BEGIN GIVEN TEXT
Implementation:NVIDIA TransformerEngine JAX LayerNorm
| Field | Value |
|---|---|
| Sources | TransformerEngine |
| Domains | Deep_Learning, JAX, Normalization |
| Last Updated | 2026-02-07 14:00 GMT |
Overview
Provides a standalone differentiable layer normalization function supporting both LayerNorm and RMSNorm with optional FP8 quantization output.
Description
canonicalize_norm_type normalizes string inputs to "layernorm" or "rmsnorm". The public layernorm() delegates to _layernorm which uses jax.custom_vjp for custom differentiation. The forward rule calls tex.normalization_fwd (C++ extension) with optional quantizer, then dequantizes the output. The backward rule calls tex.normalization_bwd to compute gradients for input, gamma, and beta. The quantizer is passed through as a differentiable argument for delayed scaling state management.
This is a fundamental normalization building block used by layernorm_dense and layernorm_mlp for standalone normalization, and by the Flax LayerNorm module for direct use.
END GIVEN TEXT
#### GOAL 1
In the records, render the lines as a Markdown table with the columns "Row" and "Line", starting with the line containing "point (476, 272, 490, 286)" and going on through the line containing "point (313, 295, 328, 310)". Omit any blank lines.
#### GOAL 2
Resume the page on the TransformerEngine JAX LayerNorm function where it stops.
BEGIN PROVIDED MATERIAL
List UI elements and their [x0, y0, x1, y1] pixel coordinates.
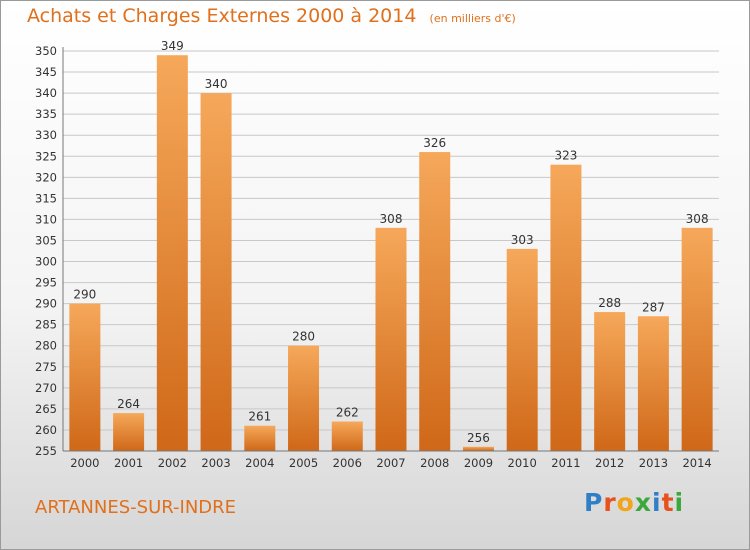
- x-tick-label: 2010: [508, 456, 537, 470]
- bar-2012: [594, 312, 626, 451]
- chart-header: Achats et Charges Externes 2000 à 2014 (…: [27, 5, 516, 27]
- bar-2007: [375, 227, 407, 451]
- logo-letter: r: [603, 488, 617, 517]
- x-tick-label: 2004: [245, 456, 274, 470]
- bar-2014: [681, 227, 713, 451]
- x-tick-label: 2006: [333, 456, 362, 470]
- y-tick-label: 280: [35, 339, 57, 353]
- bar-2000: [69, 303, 101, 451]
- y-tick-label: 260: [35, 423, 57, 437]
- bar-2006: [331, 421, 363, 451]
- bars: [69, 55, 713, 452]
- bar-2002: [156, 55, 188, 452]
- y-axis-tick-labels: 255 260 265 270 275 280 285 290 295 300 305 310 315 3…: [35, 44, 57, 458]
- x-tick-label: 2000: [70, 456, 99, 470]
- bar-2010: [506, 248, 538, 451]
- value-label: 264: [117, 397, 140, 411]
- value-label: 349: [161, 39, 184, 53]
- logo-letter: t: [661, 488, 675, 517]
- x-tick-label: 2002: [158, 456, 187, 470]
- logo-letter: o: [616, 488, 635, 517]
- x-tick-label: 2014: [682, 456, 711, 470]
- value-label: 256: [467, 431, 490, 445]
- bar-2004: [244, 425, 276, 451]
- y-tick-label: 290: [35, 297, 57, 311]
- y-tick-label: 300: [35, 255, 57, 269]
- bar-2005: [288, 345, 320, 451]
- x-tick-label: 2007: [376, 456, 405, 470]
- logo-letter: x: [634, 488, 652, 517]
- y-tick-label: 310: [35, 212, 57, 226]
- chart-title: Achats et Charges Externes 2000 à 2014: [27, 5, 417, 27]
- value-label: 323: [554, 149, 577, 163]
- value-labels: 290 264 349 340 261 280 262 308 326 256 303 323 288 2…: [73, 39, 708, 445]
- y-tick-label: 330: [35, 128, 57, 142]
- proxiti-logo: Proxiti: [584, 488, 684, 517]
- value-label: 303: [511, 233, 534, 247]
- y-tick-label: 325: [35, 149, 57, 163]
- logo-letter: P: [584, 488, 604, 517]
- y-tick-label: 335: [35, 107, 57, 121]
- bar-2011: [550, 164, 582, 451]
- y-tick-label: 270: [35, 381, 57, 395]
- x-tick-label: 2009: [464, 456, 493, 470]
- value-label: 290: [73, 288, 96, 302]
- value-label: 308: [686, 212, 709, 226]
- logo-letter: i: [652, 488, 662, 517]
- value-label: 326: [423, 136, 446, 150]
- value-label: 287: [642, 300, 665, 314]
- y-tick-label: 255: [35, 444, 57, 458]
- x-tick-label: 2012: [595, 456, 624, 470]
- bar-2013: [637, 316, 669, 451]
- axes: [62, 47, 719, 452]
- x-axis-tick-labels: 2000 2001 2002 2003 2004 2005 2006 2007 2008 2009…: [70, 456, 712, 470]
- y-tick-label: 295: [35, 276, 57, 290]
- x-tick-label: 2005: [289, 456, 318, 470]
- y-tick-label: 275: [35, 360, 57, 374]
- y-tick-label: 320: [35, 170, 57, 184]
- value-label: 262: [336, 406, 359, 420]
- x-tick-label: 2003: [201, 456, 230, 470]
- value-label: 340: [205, 77, 228, 91]
- y-tick-label: 305: [35, 233, 57, 247]
- x-tick-label: 2013: [639, 456, 668, 470]
- location-name: ARTANNES-SUR-INDRE: [35, 497, 237, 518]
- bar-2003: [200, 93, 232, 452]
- y-tick-label: 315: [35, 191, 57, 205]
- y-tick-label: 350: [35, 44, 57, 58]
- y-tick-label: 340: [35, 86, 57, 100]
- value-label: 288: [598, 296, 621, 310]
- chart-unit: (en milliers d'€): [429, 12, 516, 25]
- bar-2001: [113, 413, 145, 451]
- value-label: 261: [248, 410, 271, 424]
- y-tick-label: 345: [35, 65, 57, 79]
- logo-letter: i: [674, 488, 685, 517]
- value-label: 280: [292, 330, 315, 344]
- x-tick-label: 2011: [551, 456, 580, 470]
- y-tick-label: 285: [35, 318, 57, 332]
- y-tick-label: 265: [35, 402, 57, 416]
- value-label: 308: [380, 212, 403, 226]
- x-tick-label: 2008: [420, 456, 449, 470]
- bar-2008: [419, 152, 451, 452]
- x-tick-label: 2001: [114, 456, 143, 470]
- bar-2009: [462, 446, 494, 451]
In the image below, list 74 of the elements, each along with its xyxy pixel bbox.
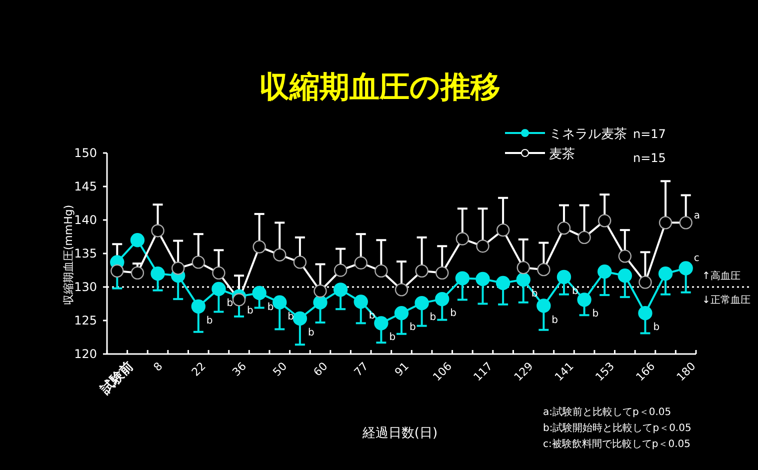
point (476, 272, 490, 286)
x-tick-label: 129 (512, 360, 536, 384)
data-label: a (694, 210, 700, 222)
y-tick-label: 130 (74, 280, 97, 294)
data-label: b (653, 322, 660, 334)
x-tick-label: 106 (430, 360, 454, 384)
point (313, 295, 328, 310)
text: a:試験前と比較してp＜0.05 (543, 406, 672, 418)
point (252, 286, 266, 300)
data-label: b (389, 332, 396, 344)
point (354, 294, 368, 309)
x-tick-label: 試験前 (97, 358, 137, 398)
data-label: b (592, 308, 599, 320)
point (618, 268, 632, 283)
point (435, 292, 450, 306)
data-label: b (450, 308, 456, 320)
y-tick-label: 145 (74, 180, 97, 194)
x-tick-label: 8 (151, 360, 166, 374)
point (191, 299, 206, 314)
x-tick-label: 141 (552, 360, 576, 384)
x-axis-title: 経過日数(日) (361, 426, 438, 441)
point (516, 272, 530, 287)
annotation: n=15 (633, 151, 666, 165)
y-tick-label: 125 (74, 314, 97, 328)
point (292, 311, 308, 326)
legend-label: 麦茶 (549, 147, 575, 162)
point (638, 306, 652, 320)
data-label: b (430, 312, 436, 324)
point (374, 316, 388, 330)
y-tick-label: 140 (74, 213, 97, 227)
x-tick-label: 180 (674, 360, 698, 384)
data-label: b (226, 298, 234, 310)
text: c:被験飲料間で比較してp＜0.05 (543, 438, 690, 450)
y-tick-label: 150 (74, 146, 97, 160)
data-label: b (247, 305, 254, 316)
point (658, 266, 673, 281)
data-label: b (267, 302, 274, 314)
data-label: b (206, 315, 213, 326)
point (394, 306, 409, 320)
point (414, 296, 429, 310)
point (333, 282, 348, 297)
text: n=17 (633, 127, 666, 141)
text: b:試験開始時と比較してp＜0.05 (543, 422, 692, 434)
x-tick-label: 166 (634, 360, 658, 384)
y-tick-label: 135 (74, 246, 97, 260)
x-tick-label: 153 (592, 360, 617, 384)
point (212, 282, 226, 296)
legend-label: ミネラル麦茶 (549, 127, 627, 142)
ref-line-label: ↑高血圧 (702, 270, 740, 282)
y-tick-label: 120 (74, 347, 97, 361)
x-tick-label: 36 (230, 360, 249, 379)
point (496, 276, 510, 290)
chart-title: 収縮期血圧の推移 (260, 70, 500, 105)
x-tick-label: 50 (270, 360, 290, 379)
point (150, 266, 165, 281)
point (678, 261, 693, 276)
x-tick-label: 91 (392, 360, 412, 379)
x-tick-label: 77 (352, 360, 371, 379)
point (272, 295, 287, 310)
data-label: b (308, 327, 314, 338)
data-label: b (552, 314, 558, 326)
data-label: c (694, 253, 700, 264)
y-axis-title: 収縮期血圧(mmHg) (62, 204, 75, 306)
point (556, 270, 572, 284)
annotation: ↓正常血圧 (702, 294, 750, 306)
point (598, 264, 612, 279)
point (130, 233, 145, 248)
point (577, 292, 592, 307)
point (455, 271, 470, 286)
point (536, 298, 551, 313)
x-tick-label: 22 (189, 360, 208, 379)
data-label: b (288, 311, 294, 322)
data-label: b (410, 322, 416, 334)
x-tick-label: 60 (311, 360, 330, 379)
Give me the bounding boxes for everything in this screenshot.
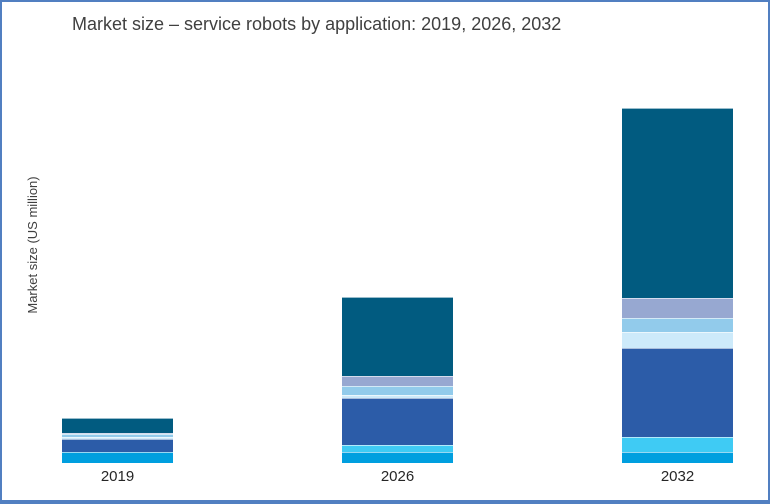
END PROVIDED MATERIAL
#### TASK ANSWER 1
| Row | Line |
|---|---|
| 1 | point (476, 272, 490, 286) |
| 2 | x-tick-label: 129 (512, 360, 536, 384) |
| 3 | data-label: a (694, 210, 700, 222) |
| 4 | y-tick-label: 130 (74, 280, 97, 294) |
| 5 | data-label: b (653, 322, 660, 334) |
| 6 | x-tick-label: 106 (430, 360, 454, 384) |
| 7 | point (313, 295, 328, 310) |

#### TASK ANSWER 2
Usage
Use this function for standalone layer normalization in JAX. It supports both LayerNorm and RMSNorm and integrates with FP8 quantization for training with low-precision formats.
Code Reference
Source Location
- Repository
NVIDIA/TransformerEngine- File
transformer_engine/jax/layernorm.py- Lines
- 1--141
Signature
def canonicalize_norm_type(norm_type: str) -> str:
"""Normalize norm type string to 'layernorm' or 'rmsnorm'."""
...
def layernorm(
x: jnp.ndarray,
gamma: jnp.ndarray,
beta: jnp.ndarray,
norm_type: str,
zero_centered_gamma: bool = False,
epsilon: float = 1e-6,
quantizer: Quantizer = None,
) -> jnp.ndarray: ...
Import
from transformer_engine.jax.layernorm import layernorm, canonicalize_norm_type
I/O Contract
Inputs
| Name | Type | Required | Description |
|---|---|---|---|
| x | jnp.ndarray |
Yes | Input tensor to normalize |
| gamma | jnp.ndarray |
Yes | Scale parameter |
| beta | jnp.ndarray |
Yes | Shift parameter (ignored for RMSNorm) |
| norm_type | str |
Yes | Normalization type: "layernorm" or "rmsnorm" |
| zero_centered_gamma | bool |
No | Whether gamma is zero-centered (default False) |
| epsilon | float |
No | Numerical stability constant (default 1e-6) |
| quantizer | Quantizer |
No | Optional FP8 quantizer for fused quantization |
Outputs
| Name | Type | Description |
|---|---|---|
| output | jnp.ndarray |
Normalized tensor (dequantized if quantizer was used) |
Usage Examples
from transformer_engine.jax.layernorm import layernorm
import jax.numpy as jnp
# Apply LayerNorm
output = layernorm(x, gamma, beta, norm_type="layernorm", epsilon=1e-5)
# Apply RMSNorm
output = layernorm(x, gamma, beta, norm_type="rmsnorm", epsilon=1e-5)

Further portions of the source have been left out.